■ **PROBLEM STATEMENT**
Pull out every line below containing the word "right".

──────

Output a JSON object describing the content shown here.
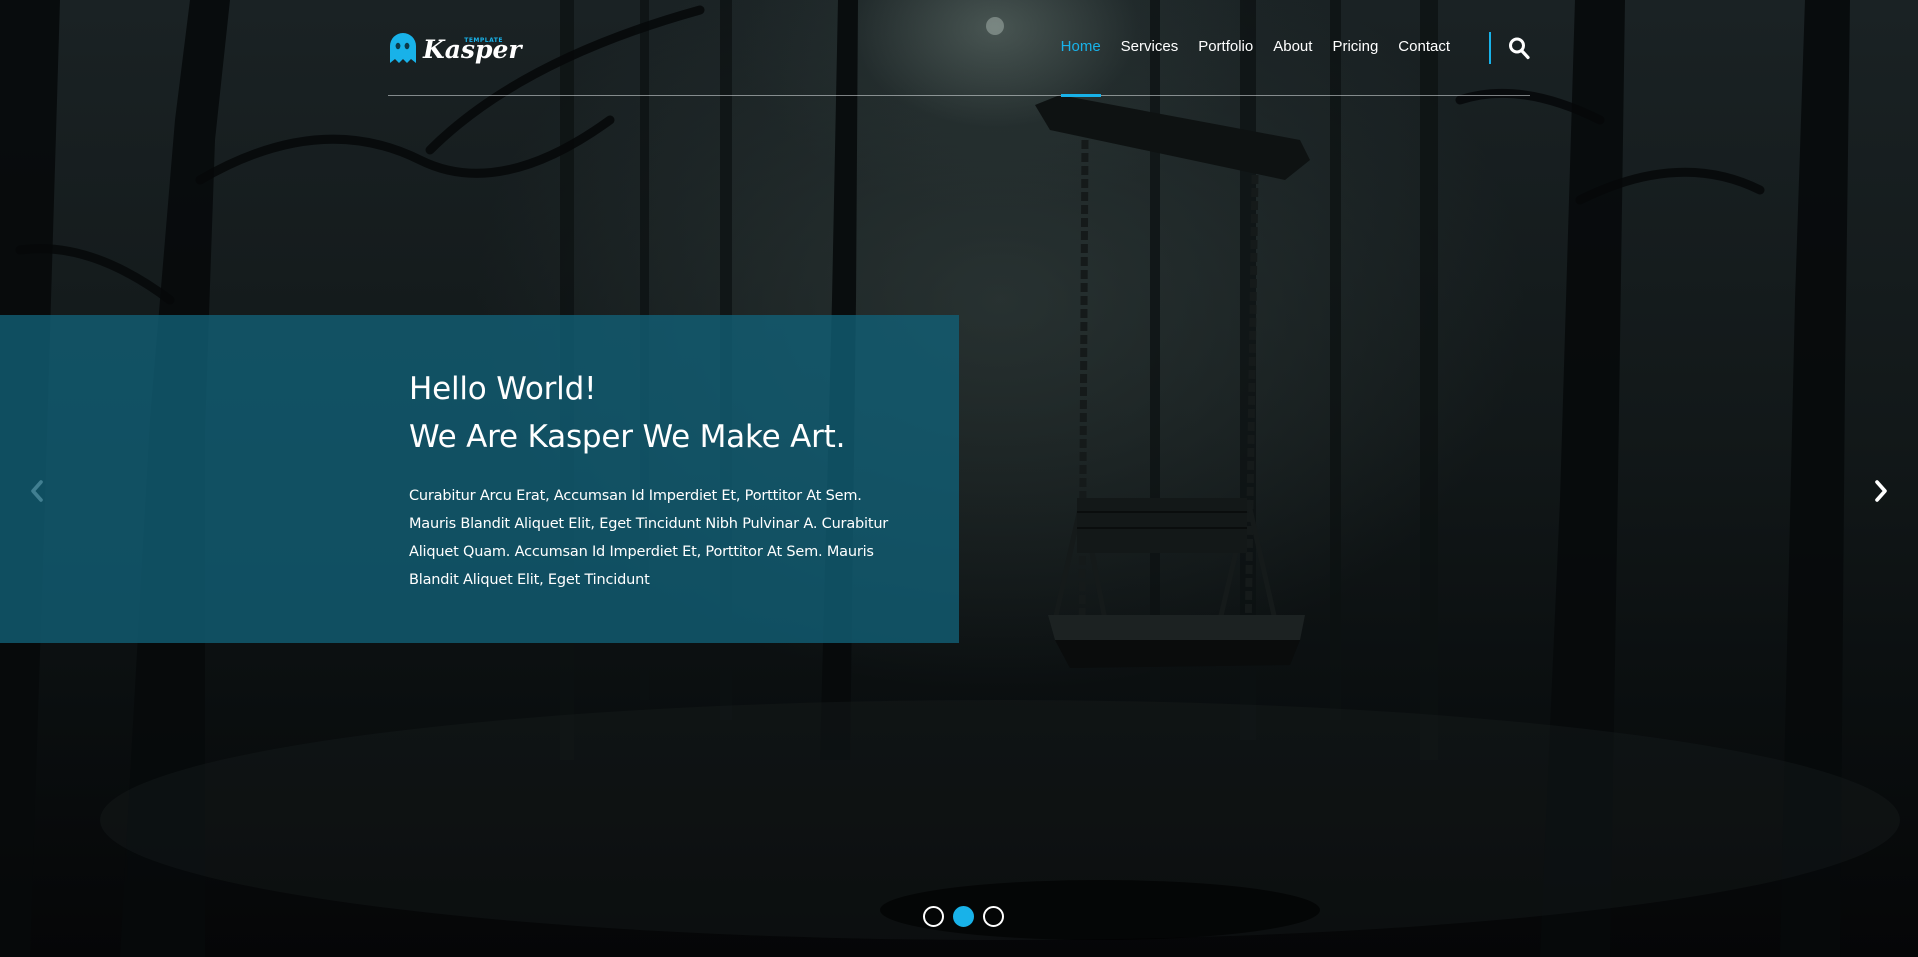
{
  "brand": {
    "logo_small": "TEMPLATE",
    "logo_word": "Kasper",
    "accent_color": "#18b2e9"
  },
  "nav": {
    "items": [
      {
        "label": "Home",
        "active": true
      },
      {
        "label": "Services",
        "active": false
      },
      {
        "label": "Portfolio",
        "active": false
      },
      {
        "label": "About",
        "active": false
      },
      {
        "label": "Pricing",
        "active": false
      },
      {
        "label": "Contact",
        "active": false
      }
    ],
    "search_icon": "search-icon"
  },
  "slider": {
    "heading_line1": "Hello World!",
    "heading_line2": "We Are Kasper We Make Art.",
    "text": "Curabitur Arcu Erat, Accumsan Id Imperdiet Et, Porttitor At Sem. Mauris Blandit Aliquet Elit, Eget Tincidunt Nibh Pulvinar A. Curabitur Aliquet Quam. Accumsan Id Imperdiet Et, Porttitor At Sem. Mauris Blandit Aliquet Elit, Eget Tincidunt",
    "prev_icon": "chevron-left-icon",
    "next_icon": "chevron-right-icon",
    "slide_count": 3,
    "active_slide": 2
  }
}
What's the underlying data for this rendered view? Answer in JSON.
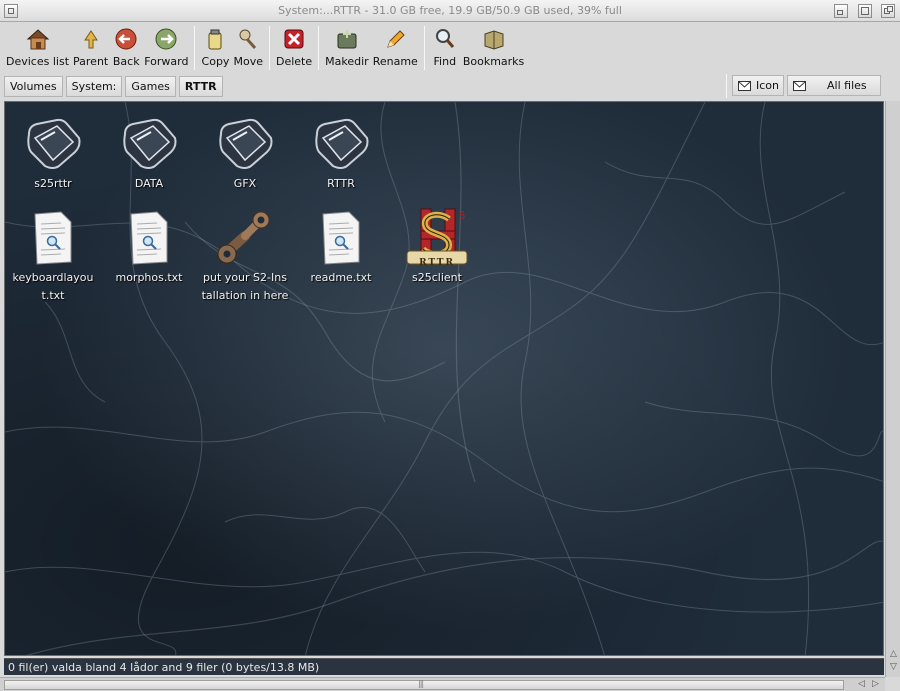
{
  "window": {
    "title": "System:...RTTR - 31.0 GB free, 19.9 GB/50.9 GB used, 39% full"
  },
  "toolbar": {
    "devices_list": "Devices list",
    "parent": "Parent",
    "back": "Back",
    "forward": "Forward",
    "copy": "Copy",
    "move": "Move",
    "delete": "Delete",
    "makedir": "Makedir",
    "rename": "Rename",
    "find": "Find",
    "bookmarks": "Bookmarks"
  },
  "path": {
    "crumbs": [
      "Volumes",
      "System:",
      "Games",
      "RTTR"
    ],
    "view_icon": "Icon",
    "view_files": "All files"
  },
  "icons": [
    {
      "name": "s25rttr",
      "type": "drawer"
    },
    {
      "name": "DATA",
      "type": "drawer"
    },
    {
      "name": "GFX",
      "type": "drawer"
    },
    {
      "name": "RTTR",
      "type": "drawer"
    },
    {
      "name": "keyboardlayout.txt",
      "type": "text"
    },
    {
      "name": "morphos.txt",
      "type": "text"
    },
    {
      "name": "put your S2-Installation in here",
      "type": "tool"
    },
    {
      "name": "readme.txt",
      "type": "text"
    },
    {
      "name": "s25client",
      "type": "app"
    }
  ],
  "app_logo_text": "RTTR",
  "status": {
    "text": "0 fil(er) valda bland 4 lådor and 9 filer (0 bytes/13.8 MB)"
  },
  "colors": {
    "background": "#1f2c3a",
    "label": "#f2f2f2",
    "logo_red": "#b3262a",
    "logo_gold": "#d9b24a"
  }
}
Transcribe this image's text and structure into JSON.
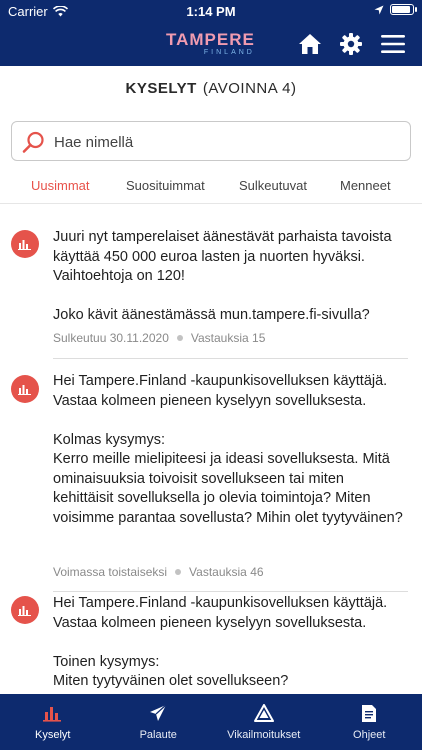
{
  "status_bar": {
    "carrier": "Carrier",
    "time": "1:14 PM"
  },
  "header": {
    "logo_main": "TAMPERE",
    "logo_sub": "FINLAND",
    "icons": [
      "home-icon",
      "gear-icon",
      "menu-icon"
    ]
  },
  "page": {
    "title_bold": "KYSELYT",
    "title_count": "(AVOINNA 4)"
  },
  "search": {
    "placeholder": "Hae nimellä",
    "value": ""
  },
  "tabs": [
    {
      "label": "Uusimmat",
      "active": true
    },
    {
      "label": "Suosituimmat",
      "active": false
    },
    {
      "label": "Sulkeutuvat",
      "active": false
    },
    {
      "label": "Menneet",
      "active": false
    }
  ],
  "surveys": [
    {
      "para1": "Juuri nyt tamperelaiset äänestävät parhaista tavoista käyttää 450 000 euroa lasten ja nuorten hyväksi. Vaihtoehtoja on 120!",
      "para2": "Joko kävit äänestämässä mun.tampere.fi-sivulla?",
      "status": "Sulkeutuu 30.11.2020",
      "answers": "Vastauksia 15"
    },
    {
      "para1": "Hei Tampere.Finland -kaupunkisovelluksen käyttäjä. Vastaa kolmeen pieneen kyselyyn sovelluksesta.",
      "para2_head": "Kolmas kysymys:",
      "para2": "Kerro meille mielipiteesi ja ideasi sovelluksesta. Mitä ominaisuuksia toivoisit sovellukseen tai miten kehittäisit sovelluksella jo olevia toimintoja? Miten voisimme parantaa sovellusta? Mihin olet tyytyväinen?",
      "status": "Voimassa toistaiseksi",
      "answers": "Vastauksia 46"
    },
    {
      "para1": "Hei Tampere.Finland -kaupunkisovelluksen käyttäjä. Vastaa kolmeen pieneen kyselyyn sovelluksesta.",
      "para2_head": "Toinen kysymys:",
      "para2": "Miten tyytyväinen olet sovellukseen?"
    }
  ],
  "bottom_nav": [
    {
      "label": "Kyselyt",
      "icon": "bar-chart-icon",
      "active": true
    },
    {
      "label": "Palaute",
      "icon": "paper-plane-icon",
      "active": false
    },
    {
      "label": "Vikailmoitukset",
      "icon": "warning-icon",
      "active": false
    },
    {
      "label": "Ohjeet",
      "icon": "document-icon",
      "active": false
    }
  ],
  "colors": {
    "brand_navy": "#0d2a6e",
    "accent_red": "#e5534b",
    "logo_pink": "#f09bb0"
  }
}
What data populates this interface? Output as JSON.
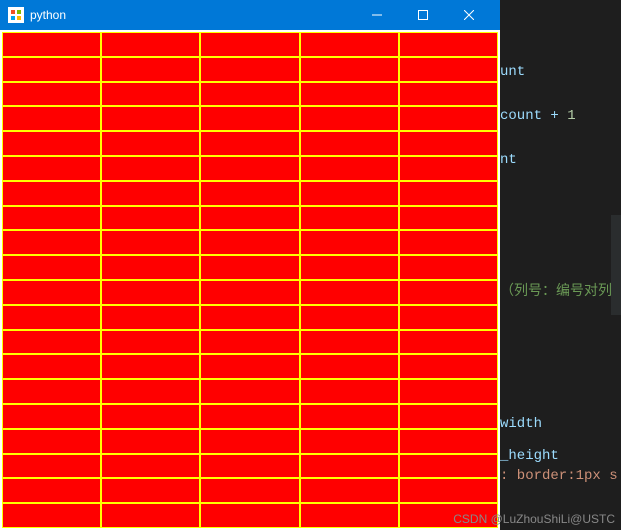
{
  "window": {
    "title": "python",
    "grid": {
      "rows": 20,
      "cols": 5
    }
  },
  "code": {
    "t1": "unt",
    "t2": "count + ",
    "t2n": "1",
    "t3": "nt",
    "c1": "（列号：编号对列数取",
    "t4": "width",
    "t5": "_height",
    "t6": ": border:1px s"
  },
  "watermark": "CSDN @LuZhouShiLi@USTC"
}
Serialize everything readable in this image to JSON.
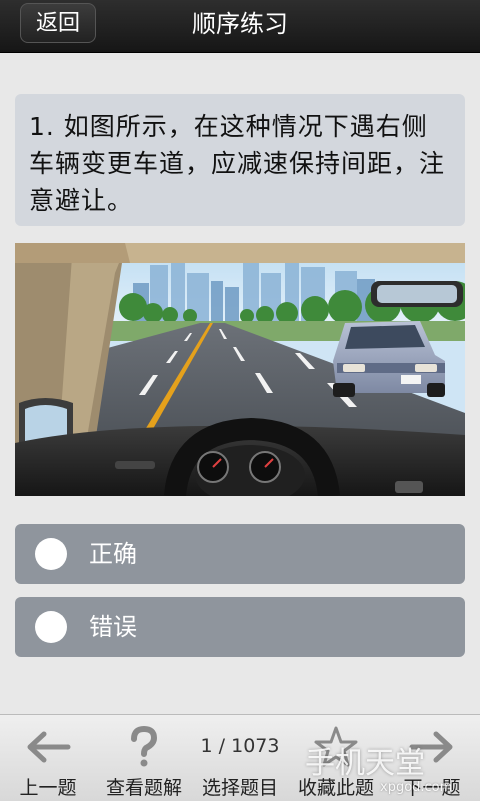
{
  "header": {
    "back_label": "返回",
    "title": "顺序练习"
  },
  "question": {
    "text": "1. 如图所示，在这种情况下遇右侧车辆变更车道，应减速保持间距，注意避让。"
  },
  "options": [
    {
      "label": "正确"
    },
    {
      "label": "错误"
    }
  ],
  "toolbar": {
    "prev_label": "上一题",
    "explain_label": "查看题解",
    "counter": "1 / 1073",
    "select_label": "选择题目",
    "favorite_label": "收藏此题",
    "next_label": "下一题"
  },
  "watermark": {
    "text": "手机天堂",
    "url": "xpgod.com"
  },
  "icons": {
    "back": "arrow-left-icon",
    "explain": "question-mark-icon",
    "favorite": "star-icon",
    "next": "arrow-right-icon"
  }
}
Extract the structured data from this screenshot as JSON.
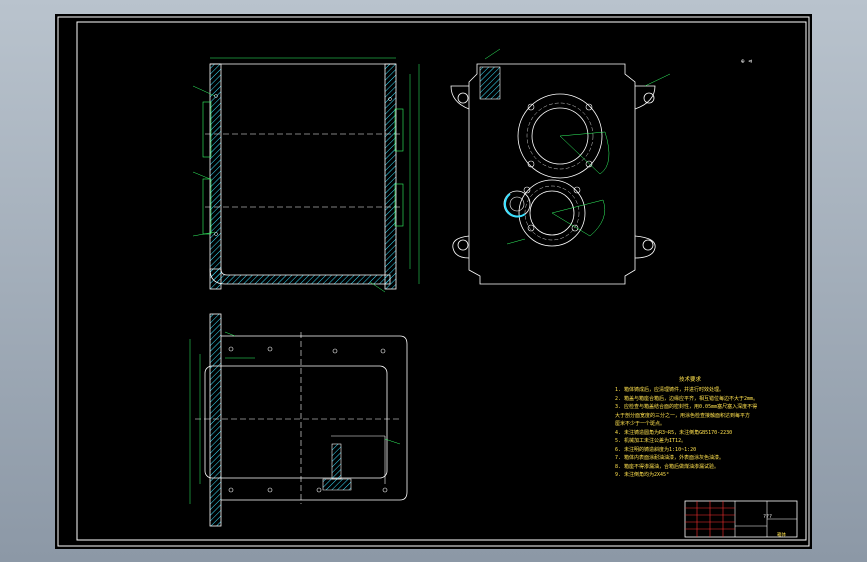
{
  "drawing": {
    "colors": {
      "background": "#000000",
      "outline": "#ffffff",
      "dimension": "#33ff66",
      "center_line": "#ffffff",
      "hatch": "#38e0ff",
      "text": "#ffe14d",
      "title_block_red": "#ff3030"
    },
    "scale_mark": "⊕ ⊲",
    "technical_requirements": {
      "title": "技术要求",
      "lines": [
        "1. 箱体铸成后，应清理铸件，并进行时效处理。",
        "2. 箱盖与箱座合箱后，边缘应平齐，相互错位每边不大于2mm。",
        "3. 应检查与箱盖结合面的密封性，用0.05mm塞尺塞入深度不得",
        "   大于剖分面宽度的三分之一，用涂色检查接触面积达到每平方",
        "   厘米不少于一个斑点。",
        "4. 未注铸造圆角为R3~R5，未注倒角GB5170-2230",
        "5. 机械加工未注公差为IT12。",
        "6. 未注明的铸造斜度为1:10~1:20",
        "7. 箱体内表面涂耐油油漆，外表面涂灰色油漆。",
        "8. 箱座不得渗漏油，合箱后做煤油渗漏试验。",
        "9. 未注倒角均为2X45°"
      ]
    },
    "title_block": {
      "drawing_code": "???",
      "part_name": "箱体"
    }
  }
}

──────

■ **COMPLETED EXERCISE**
    "next_icon": "chevron-right-icon",
    "next": "arrow-right-icon"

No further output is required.